**** Input data ****
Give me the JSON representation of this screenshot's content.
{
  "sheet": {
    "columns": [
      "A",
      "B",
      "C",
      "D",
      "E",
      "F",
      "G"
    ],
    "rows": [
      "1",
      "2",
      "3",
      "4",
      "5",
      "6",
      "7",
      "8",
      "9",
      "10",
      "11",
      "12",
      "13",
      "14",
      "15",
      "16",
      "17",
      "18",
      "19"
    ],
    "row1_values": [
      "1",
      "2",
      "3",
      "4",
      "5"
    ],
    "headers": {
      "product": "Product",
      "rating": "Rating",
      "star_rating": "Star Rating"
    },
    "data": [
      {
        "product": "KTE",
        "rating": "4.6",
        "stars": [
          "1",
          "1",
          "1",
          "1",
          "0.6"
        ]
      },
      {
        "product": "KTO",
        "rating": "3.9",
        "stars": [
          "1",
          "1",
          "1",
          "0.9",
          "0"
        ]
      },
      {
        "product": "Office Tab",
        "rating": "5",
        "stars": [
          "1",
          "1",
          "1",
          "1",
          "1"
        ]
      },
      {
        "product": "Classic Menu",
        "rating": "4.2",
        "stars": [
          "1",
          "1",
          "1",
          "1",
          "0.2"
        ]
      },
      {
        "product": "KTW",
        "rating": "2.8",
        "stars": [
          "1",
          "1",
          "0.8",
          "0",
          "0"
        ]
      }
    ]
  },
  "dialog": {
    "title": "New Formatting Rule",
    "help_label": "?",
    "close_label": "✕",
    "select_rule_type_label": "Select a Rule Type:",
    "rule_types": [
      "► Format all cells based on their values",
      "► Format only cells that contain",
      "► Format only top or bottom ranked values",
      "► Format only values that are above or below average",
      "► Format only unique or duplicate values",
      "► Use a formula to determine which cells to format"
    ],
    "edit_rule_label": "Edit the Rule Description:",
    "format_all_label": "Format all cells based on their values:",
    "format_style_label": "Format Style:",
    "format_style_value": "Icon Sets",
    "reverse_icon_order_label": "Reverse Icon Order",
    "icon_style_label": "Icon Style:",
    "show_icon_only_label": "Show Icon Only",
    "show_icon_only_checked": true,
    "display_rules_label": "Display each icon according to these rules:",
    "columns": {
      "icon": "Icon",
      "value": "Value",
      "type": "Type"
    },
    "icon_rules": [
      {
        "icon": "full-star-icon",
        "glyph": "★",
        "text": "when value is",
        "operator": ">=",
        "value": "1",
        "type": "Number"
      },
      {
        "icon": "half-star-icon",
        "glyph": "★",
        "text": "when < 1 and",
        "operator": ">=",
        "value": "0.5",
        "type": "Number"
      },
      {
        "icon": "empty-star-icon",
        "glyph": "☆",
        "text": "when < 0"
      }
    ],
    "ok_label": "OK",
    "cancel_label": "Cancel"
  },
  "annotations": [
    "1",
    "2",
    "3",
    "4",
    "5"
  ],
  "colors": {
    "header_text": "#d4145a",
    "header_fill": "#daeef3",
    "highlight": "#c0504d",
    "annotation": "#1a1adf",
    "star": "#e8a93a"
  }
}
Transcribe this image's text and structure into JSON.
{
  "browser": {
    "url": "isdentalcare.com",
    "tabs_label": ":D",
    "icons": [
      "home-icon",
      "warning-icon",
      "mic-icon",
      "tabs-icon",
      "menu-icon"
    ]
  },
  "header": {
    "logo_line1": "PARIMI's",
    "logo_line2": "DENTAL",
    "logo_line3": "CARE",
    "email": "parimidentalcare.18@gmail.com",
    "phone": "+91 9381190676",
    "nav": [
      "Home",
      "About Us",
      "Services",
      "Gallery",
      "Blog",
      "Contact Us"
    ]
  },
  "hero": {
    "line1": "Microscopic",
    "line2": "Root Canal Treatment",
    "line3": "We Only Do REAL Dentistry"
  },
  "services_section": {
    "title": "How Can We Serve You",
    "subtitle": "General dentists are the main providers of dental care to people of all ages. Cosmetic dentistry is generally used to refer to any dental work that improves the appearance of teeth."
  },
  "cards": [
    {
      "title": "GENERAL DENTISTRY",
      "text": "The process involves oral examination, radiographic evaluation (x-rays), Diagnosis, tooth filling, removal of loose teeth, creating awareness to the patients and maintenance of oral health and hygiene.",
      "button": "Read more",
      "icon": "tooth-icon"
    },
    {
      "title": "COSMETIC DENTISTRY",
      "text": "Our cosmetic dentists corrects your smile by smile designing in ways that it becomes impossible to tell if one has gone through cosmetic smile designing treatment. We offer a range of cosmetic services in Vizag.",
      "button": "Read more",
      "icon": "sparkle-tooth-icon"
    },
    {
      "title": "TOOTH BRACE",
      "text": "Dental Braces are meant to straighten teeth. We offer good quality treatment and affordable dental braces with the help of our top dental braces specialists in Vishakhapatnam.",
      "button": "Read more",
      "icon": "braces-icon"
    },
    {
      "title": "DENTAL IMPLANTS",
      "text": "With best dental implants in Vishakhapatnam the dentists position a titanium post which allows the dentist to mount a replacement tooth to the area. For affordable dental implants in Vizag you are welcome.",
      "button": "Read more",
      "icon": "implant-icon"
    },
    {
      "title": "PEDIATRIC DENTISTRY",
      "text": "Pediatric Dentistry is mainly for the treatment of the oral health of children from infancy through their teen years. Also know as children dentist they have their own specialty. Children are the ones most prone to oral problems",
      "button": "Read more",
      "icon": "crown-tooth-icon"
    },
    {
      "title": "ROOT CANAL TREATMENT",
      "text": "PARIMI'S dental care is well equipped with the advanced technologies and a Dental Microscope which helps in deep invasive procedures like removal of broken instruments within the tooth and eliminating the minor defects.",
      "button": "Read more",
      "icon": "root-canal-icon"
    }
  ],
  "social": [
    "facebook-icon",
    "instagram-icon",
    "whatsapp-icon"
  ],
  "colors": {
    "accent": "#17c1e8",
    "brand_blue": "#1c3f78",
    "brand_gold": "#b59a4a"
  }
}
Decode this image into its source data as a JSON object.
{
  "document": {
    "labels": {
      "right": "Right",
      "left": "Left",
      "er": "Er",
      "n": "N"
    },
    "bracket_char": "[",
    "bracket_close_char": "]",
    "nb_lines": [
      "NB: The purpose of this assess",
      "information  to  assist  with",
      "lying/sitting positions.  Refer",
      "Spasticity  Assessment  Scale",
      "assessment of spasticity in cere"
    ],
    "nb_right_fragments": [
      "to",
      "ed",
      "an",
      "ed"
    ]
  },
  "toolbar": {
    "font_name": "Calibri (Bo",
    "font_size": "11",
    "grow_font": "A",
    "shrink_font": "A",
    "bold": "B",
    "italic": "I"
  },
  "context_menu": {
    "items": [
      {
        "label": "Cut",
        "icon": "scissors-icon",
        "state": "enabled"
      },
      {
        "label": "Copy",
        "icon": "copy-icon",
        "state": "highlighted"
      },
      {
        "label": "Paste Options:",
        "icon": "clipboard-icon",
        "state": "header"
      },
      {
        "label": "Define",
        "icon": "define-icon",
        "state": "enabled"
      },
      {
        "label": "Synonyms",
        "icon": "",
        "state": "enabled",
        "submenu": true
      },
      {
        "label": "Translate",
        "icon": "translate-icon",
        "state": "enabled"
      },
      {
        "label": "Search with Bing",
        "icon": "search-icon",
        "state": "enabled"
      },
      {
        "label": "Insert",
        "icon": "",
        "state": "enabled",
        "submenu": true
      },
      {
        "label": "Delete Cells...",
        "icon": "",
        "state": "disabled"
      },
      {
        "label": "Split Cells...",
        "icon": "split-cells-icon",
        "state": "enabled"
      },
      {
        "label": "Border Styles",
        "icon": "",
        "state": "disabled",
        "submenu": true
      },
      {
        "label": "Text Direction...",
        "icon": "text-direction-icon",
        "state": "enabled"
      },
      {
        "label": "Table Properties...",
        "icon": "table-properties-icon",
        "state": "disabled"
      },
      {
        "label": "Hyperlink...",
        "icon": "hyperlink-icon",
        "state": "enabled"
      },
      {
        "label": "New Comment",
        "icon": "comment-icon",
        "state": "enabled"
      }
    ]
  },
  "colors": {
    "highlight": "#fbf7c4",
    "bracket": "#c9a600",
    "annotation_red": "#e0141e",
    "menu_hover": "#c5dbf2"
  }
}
****
Provide the number of lines in the preceding entries that include the string "dentists", with no other words.

3